▶ WORK TO BE COMPLETED: Write out every line of the records below as a JSON list of strings, one string per line, with blank lines dropped and the picture lines left out.

====== RECORDS SUPPLIED

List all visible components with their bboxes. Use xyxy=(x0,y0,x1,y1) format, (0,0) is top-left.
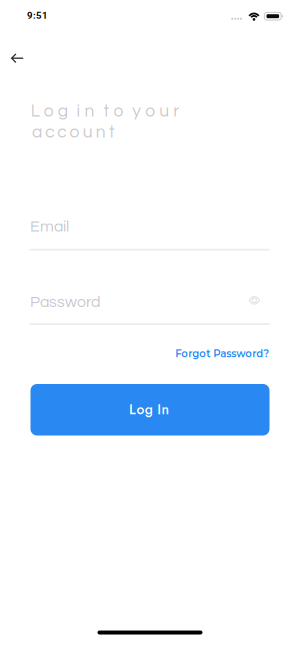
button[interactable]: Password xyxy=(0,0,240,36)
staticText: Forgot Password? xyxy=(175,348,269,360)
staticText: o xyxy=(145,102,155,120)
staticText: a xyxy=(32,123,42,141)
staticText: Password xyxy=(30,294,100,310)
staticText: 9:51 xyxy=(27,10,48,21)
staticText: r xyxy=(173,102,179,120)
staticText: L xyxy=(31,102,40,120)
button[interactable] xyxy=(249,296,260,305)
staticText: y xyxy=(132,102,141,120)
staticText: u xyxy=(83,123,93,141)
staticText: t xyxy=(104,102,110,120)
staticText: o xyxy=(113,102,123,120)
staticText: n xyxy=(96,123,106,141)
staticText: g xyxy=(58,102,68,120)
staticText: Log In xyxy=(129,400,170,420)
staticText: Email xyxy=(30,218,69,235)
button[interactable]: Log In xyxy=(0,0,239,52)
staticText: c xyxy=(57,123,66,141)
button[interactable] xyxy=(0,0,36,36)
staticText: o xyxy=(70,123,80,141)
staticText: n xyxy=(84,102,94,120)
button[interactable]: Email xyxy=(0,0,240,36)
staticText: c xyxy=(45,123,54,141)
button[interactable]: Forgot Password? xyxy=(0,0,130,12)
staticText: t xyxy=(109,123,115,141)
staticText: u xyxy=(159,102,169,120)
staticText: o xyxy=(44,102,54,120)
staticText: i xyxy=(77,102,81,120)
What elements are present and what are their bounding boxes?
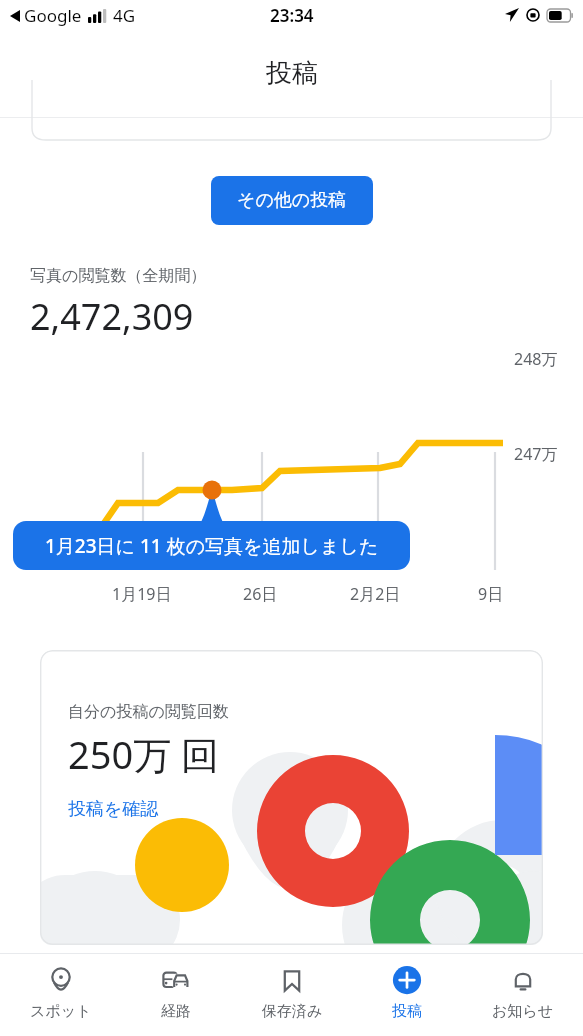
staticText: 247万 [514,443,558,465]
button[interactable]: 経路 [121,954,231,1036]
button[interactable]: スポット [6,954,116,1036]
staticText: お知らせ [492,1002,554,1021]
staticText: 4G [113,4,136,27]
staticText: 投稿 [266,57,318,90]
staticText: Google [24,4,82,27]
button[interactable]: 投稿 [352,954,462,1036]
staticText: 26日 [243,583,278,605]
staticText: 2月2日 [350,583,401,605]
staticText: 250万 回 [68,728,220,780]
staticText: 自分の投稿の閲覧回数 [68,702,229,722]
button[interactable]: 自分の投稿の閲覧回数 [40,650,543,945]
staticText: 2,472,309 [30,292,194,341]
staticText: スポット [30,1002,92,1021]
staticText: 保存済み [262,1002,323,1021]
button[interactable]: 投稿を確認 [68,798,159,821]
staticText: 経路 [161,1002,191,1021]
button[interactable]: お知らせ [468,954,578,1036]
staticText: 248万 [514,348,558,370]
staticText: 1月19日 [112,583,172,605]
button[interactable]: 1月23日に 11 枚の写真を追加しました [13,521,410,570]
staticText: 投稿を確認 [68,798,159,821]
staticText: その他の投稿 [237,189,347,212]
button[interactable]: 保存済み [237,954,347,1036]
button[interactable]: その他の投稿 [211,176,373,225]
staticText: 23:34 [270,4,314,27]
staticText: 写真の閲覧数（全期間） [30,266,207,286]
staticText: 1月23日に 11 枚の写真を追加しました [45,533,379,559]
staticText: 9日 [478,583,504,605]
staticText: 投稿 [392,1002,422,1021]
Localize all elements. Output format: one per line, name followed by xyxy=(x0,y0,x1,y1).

============

▶ EXERCISE ANSWER:
[
  "List all visible components with their bboxes. Use xyxy=(x0,y0,x1,y1) format, (0,0) is top-left.",
  "button[interactable]: Password xyxy=(0,0,240,36)",
  "staticText: Forgot Password? xyxy=(175,348,269,360)",
  "staticText: o xyxy=(145,102,155,120)",
  "staticText: a xyxy=(32,123,42,141)",
  "staticText: Password xyxy=(30,294,100,310)",
  "staticText: 9:51 xyxy=(27,10,48,21)",
  "staticText: r xyxy=(173,102,179,120)",
  "staticText: L xyxy=(31,102,40,120)",
  "button[interactable] xyxy=(249,296,260,305)",
  "staticText: y xyxy=(132,102,141,120)",
  "staticText: u xyxy=(83,123,93,141)",
  "staticText: t xyxy=(104,102,110,120)",
  "staticText: o xyxy=(113,102,123,120)",
  "staticText: n xyxy=(96,123,106,141)",
  "staticText: g xyxy=(58,102,68,120)",
  "staticText: Log In xyxy=(129,400,170,420)",
  "staticText: Email xyxy=(30,218,69,235)",
  "button[interactable]: Log In xyxy=(0,0,239,52)",
  "staticText: c xyxy=(57,123,66,141)",
  "button[interactable] xyxy=(0,0,36,36)",
  "staticText: o xyxy=(70,123,80,141)",
  "staticText: n xyxy=(84,102,94,120)",
  "button[interactable]: Email xyxy=(0,0,240,36)",
  "staticText: c xyxy=(45,123,54,141)",
  "button[interactable]: Forgot Password? xyxy=(0,0,130,12)",
  "staticText: t xyxy=(109,123,115,141)",
  "staticText: u xyxy=(159,102,169,120)",
  "staticText: o xyxy=(44,102,54,120)",
  "staticText: i xyxy=(77,102,81,120)",
  "What elements are present and what are their bounding boxes?",
  "staticText: 247万 [514,443,558,465]",
  "button[interactable]: 経路 [121,954,231,1036]",
  "button[interactable]: スポット [6,954,116,1036]",
  "staticText: お知らせ [492,1002,554,1021]",
  "staticText: 4G [113,4,136,27]",
  "staticText: 投稿 [266,57,318,90]",
  "staticText: Google [24,4,82,27]",
  "button[interactable]: 投稿 [352,954,462,1036]",
  "staticText: 26日 [243,583,278,605]",
  "staticText: 2月2日 [350,583,401,605]",
  "staticText: 250万 回 [68,728,220,780]",
  "staticText: 自分の投稿の閲覧回数 [68,702,229,722]",
  "button[interactable]: 自分の投稿の閲覧回数 [40,650,543,945]",
  "staticText: 2,472,309 [30,292,194,341]",
  "staticText: スポット [30,1002,92,1021]",
  "staticText: 保存済み [262,1002,323,1021]",
  "button[interactable]: 投稿を確認 [68,798,159,821]",
  "staticText: 経路 [161,1002,191,1021]",
  "button[interactable]: お知らせ [468,954,578,1036]",
  "staticText: 248万 [514,348,558,370]",
  "staticText: 1月19日 [112,583,172,605]",
  "button[interactable]: 1月23日に 11 枚の写真を追加しました [13,521,410,570]",
  "staticText: 投稿を確認 [68,798,159,821]",
  "staticText: その他の投稿 [237,189,347,212]",
  "button[interactable]: 保存済み [237,954,347,1036]",
  "button[interactable]: その他の投稿 [211,176,373,225]",
  "staticText: 23:34 [270,4,314,27]",
  "staticText: 写真の閲覧数（全期間） [30,266,207,286]",
  "staticText: 1月23日に 11 枚の写真を追加しました [45,533,379,559]",
  "staticText: 9日 [478,583,504,605]",
  "staticText: 投稿 [392,1002,422,1021]",
  "Localize all elements. Output format: one per line, name followed by xyxy=(x0,y0,x1,y1)."
]